++++ Data for analysis
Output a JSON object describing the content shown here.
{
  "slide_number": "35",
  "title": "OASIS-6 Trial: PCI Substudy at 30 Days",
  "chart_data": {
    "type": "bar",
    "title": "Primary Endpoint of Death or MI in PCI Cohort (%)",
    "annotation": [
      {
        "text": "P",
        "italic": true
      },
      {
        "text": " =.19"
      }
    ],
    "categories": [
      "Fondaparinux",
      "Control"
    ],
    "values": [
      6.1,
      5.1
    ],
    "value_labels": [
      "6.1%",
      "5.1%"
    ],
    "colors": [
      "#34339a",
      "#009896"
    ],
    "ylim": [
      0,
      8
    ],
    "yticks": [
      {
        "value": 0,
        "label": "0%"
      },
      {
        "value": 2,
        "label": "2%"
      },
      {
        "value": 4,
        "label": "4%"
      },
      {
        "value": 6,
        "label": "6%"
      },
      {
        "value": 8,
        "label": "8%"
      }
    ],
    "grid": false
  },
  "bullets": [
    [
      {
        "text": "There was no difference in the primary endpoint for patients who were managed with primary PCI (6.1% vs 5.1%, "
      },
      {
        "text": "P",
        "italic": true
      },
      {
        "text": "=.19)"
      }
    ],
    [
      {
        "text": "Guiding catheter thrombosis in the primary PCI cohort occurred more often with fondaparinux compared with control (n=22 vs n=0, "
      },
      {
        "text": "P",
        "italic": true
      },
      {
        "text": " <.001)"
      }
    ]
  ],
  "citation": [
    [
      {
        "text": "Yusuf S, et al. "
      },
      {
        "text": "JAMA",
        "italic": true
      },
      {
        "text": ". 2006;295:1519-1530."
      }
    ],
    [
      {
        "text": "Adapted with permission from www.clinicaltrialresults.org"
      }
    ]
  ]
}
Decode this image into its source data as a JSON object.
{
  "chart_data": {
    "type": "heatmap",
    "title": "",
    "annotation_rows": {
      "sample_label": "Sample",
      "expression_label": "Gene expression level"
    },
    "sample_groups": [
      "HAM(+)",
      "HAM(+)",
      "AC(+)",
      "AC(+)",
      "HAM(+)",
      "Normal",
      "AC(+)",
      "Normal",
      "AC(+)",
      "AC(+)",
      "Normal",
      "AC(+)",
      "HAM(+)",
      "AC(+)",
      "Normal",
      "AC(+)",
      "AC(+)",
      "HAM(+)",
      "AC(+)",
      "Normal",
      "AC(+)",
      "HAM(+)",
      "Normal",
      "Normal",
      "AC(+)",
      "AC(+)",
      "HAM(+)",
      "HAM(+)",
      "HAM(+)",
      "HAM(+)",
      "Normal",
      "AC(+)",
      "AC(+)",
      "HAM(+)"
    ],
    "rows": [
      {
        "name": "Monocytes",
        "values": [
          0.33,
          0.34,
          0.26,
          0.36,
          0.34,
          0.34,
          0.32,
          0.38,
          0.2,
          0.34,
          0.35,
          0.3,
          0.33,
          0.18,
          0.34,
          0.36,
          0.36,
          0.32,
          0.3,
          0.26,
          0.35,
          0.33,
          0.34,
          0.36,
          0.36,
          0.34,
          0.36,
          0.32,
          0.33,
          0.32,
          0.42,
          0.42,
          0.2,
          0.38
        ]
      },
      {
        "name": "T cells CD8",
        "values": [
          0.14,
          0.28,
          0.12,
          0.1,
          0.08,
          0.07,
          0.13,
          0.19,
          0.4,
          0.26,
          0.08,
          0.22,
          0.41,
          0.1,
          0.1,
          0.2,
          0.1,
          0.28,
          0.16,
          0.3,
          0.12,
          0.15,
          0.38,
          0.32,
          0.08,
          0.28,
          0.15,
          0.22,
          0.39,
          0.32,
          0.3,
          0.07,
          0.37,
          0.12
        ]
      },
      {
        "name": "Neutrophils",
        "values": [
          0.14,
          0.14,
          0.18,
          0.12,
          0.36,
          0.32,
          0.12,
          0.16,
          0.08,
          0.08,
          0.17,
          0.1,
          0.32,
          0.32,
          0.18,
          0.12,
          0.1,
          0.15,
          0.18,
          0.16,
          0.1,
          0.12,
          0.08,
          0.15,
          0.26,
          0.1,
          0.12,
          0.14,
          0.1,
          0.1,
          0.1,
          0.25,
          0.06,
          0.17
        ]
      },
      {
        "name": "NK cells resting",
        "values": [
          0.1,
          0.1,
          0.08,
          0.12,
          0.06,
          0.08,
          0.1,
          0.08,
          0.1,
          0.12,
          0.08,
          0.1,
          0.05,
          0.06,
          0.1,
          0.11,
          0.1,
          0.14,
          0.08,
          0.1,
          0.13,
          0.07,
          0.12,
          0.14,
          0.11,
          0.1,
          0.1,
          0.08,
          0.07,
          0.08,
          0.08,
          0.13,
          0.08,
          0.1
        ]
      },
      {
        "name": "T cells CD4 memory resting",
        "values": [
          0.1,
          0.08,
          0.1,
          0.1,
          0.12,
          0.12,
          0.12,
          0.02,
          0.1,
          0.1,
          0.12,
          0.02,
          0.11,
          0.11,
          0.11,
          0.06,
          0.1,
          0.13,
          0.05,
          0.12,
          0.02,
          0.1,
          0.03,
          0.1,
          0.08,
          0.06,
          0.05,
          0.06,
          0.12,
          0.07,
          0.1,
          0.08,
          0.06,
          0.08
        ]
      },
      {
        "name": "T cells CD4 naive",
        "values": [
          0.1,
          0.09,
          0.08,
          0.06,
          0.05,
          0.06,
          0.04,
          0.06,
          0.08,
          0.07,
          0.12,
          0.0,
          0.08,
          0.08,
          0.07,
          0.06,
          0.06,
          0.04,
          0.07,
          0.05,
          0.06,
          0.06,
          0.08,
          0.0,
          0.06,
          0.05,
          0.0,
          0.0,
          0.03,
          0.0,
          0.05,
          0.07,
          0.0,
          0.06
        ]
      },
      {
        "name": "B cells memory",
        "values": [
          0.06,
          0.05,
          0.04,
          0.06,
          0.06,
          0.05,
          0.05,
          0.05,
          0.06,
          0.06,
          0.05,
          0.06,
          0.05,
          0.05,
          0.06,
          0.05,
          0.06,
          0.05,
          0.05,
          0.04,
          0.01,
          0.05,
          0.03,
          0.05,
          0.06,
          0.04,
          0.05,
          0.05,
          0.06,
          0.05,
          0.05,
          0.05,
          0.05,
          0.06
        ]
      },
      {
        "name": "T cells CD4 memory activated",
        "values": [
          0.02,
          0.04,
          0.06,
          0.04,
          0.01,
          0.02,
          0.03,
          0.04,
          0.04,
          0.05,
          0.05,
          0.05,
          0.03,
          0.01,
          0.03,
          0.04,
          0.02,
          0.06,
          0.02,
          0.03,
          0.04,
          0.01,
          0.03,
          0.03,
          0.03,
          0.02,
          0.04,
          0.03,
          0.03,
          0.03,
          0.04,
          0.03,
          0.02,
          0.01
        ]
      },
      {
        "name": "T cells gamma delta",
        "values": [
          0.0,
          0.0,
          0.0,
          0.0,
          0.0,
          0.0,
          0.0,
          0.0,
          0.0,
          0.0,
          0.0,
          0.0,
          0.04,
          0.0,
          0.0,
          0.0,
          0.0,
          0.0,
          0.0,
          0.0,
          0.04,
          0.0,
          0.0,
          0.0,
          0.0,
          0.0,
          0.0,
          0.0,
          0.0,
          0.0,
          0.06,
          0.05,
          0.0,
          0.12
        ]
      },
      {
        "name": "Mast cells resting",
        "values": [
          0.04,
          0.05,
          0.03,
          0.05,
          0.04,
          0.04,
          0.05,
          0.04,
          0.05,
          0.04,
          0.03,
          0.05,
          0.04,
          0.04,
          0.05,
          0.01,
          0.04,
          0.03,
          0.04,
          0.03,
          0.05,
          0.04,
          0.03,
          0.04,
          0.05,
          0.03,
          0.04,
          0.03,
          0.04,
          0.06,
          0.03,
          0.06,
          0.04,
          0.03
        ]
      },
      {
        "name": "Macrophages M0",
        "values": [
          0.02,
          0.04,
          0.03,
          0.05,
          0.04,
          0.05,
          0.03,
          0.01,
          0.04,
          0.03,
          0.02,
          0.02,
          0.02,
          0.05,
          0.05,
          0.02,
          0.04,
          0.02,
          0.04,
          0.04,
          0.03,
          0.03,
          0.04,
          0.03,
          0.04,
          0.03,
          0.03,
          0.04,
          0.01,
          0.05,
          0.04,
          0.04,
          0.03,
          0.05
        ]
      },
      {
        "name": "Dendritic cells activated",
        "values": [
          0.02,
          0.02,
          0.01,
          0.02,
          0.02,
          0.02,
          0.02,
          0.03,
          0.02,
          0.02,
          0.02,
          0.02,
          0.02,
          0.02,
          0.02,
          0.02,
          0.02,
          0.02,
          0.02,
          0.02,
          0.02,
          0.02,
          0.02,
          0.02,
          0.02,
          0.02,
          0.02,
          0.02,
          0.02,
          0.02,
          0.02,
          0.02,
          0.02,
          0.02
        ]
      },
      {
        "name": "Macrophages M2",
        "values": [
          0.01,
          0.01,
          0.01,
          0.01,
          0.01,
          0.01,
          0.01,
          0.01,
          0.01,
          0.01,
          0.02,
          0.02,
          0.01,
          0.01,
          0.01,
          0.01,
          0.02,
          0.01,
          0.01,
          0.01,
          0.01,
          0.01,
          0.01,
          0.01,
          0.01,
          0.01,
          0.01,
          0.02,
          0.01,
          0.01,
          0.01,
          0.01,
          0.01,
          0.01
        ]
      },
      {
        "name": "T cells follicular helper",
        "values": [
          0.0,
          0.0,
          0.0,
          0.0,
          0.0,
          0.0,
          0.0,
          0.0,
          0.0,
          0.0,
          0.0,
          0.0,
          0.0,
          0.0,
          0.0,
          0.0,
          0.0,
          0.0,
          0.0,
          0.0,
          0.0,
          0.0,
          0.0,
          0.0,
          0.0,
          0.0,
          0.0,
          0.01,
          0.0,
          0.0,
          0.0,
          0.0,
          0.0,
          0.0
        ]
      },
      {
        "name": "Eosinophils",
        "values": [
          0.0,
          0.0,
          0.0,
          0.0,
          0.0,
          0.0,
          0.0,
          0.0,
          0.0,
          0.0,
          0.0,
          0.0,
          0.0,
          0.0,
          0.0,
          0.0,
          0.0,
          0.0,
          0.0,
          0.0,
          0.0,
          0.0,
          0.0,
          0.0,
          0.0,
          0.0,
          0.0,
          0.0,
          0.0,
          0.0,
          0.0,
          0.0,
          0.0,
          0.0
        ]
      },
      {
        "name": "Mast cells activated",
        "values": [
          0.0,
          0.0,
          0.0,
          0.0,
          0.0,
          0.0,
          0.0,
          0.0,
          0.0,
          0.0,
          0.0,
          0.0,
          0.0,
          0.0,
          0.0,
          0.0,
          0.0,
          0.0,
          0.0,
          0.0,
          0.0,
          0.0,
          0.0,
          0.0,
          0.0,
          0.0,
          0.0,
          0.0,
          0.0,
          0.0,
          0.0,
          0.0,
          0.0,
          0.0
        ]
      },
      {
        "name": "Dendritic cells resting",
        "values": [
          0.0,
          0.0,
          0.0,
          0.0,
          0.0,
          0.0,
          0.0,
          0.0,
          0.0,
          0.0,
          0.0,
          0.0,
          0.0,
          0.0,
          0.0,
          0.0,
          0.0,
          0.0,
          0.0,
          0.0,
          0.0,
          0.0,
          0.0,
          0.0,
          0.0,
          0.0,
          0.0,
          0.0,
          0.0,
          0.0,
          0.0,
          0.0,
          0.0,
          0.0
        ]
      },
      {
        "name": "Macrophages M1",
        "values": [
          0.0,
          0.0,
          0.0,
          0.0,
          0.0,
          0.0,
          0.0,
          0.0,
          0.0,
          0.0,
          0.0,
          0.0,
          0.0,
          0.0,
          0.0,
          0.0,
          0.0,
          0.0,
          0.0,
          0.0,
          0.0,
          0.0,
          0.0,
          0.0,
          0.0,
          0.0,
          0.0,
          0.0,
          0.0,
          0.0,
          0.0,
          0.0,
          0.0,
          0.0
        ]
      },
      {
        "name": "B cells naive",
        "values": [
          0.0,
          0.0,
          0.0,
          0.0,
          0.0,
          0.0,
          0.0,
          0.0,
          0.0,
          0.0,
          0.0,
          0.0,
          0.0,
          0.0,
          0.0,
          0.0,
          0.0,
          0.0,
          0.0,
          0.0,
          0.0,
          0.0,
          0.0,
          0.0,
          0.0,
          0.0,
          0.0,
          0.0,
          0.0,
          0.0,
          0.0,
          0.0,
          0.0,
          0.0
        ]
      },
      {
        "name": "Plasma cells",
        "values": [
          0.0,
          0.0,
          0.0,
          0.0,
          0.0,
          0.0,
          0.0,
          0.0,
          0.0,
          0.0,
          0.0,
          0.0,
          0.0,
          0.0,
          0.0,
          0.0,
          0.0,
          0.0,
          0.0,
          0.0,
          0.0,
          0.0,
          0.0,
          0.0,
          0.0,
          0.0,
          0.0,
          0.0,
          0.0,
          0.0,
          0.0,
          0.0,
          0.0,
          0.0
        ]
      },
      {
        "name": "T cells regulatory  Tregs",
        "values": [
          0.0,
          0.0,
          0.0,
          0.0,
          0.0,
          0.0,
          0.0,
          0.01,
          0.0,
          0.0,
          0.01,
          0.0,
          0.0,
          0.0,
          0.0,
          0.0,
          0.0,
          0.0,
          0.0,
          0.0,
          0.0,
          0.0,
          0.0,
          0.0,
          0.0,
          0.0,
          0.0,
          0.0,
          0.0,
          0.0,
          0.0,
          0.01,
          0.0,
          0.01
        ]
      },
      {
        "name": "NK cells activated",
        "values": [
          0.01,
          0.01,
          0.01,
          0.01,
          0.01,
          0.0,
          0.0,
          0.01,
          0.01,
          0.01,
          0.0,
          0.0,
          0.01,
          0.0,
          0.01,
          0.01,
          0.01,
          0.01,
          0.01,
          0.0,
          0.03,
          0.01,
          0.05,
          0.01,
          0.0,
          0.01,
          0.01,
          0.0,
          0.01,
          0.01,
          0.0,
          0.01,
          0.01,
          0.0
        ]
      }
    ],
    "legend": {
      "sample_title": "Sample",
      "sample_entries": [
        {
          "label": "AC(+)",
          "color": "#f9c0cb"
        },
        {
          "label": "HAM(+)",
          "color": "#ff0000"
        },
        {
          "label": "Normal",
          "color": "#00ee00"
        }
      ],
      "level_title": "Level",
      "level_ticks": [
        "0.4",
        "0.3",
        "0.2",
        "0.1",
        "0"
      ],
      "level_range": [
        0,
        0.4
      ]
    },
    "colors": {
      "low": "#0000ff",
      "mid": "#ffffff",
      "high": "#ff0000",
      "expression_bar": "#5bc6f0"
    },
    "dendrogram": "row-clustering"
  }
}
++++++++
What you are asked to do ▸
Only lines holding the string "memory" are wanted; gather each one from the entries above.

Solution below ▸
        "name": "T cells CD4 memory resting",
        "name": "B cells memory",
        "name": "T cells CD4 memory activated",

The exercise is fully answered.